Repeat, line for line, the entries printed below.

**EXTRACTED INFORMATION:**

##########

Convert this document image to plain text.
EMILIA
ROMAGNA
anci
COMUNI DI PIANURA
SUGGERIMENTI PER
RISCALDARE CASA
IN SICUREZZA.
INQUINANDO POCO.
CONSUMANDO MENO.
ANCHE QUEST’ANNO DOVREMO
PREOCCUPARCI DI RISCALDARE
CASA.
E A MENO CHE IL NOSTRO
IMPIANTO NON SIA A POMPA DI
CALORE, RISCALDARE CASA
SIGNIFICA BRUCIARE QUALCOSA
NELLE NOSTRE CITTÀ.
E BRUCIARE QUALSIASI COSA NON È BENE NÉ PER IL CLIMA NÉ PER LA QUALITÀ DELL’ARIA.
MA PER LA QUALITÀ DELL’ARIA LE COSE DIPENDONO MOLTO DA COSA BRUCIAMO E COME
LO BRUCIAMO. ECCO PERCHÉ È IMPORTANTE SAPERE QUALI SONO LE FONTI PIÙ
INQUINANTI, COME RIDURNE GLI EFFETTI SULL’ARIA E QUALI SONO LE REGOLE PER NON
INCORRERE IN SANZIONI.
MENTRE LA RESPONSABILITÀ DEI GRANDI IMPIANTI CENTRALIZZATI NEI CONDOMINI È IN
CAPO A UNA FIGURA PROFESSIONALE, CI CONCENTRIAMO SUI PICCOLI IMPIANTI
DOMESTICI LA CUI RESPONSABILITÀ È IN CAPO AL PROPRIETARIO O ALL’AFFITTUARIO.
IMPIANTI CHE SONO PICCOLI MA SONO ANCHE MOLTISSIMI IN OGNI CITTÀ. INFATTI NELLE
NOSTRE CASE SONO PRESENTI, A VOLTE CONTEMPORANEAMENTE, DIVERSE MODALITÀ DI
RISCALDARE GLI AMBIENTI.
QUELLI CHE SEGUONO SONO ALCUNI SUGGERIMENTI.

##########

**OUTPUT OF THE EXERCISE:**
Convert this document image to plain text.
EMILIA
ROMAGNA
anci
COMUNI DI PIANURA
SUGGERIMENTI PER
RISCALDARE CASA
IN SICUREZZA.
INQUINANDO POCO.
CONSUMANDO MENO.
ANCHE QUEST’ANNO DOVREMO
PREOCCUPARCI DI RISCALDARE
CASA.
E A MENO CHE IL NOSTRO
IMPIANTO NON SIA A POMPA DI
CALORE, RISCALDARE CASA
SIGNIFICA BRUCIARE QUALCOSA
NELLE NOSTRE CITTÀ.
E BRUCIARE QUALSIASI COSA NON È BENE NÉ PER IL CLIMA NÉ PER LA QUALITÀ DELL’ARIA.
MA PER LA QUALITÀ DELL’ARIA LE COSE DIPENDONO MOLTO DA COSA BRUCIAMO E COME
LO BRUCIAMO. ECCO PERCHÉ È IMPORTANTE SAPERE QUALI SONO LE FONTI PIÙ
INQUINANTI, COME RIDURNE GLI EFFETTI SULL’ARIA E QUALI SONO LE REGOLE PER NON
INCORRERE IN SANZIONI.
MENTRE LA RESPONSABILITÀ DEI GRANDI IMPIANTI CENTRALIZZATI NEI CONDOMINI È IN
CAPO A UNA FIGURA PROFESSIONALE, CI CONCENTRIAMO SUI PICCOLI IMPIANTI
DOMESTICI LA CUI RESPONSABILITÀ È IN CAPO AL PROPRIETARIO O ALL’AFFITTUARIO.
IMPIANTI CHE SONO PICCOLI MA SONO ANCHE MOLTISSIMI IN OGNI CITTÀ. INFATTI NELLE
NOSTRE CASE SONO PRESENTI, A VOLTE CONTEMPORANEAMENTE, DIVERSE MODALITÀ DI
RISCALDARE GLI AMBIENTI.
QUELLI CHE SEGUONO SONO ALCUNI SUGGERIMENTI.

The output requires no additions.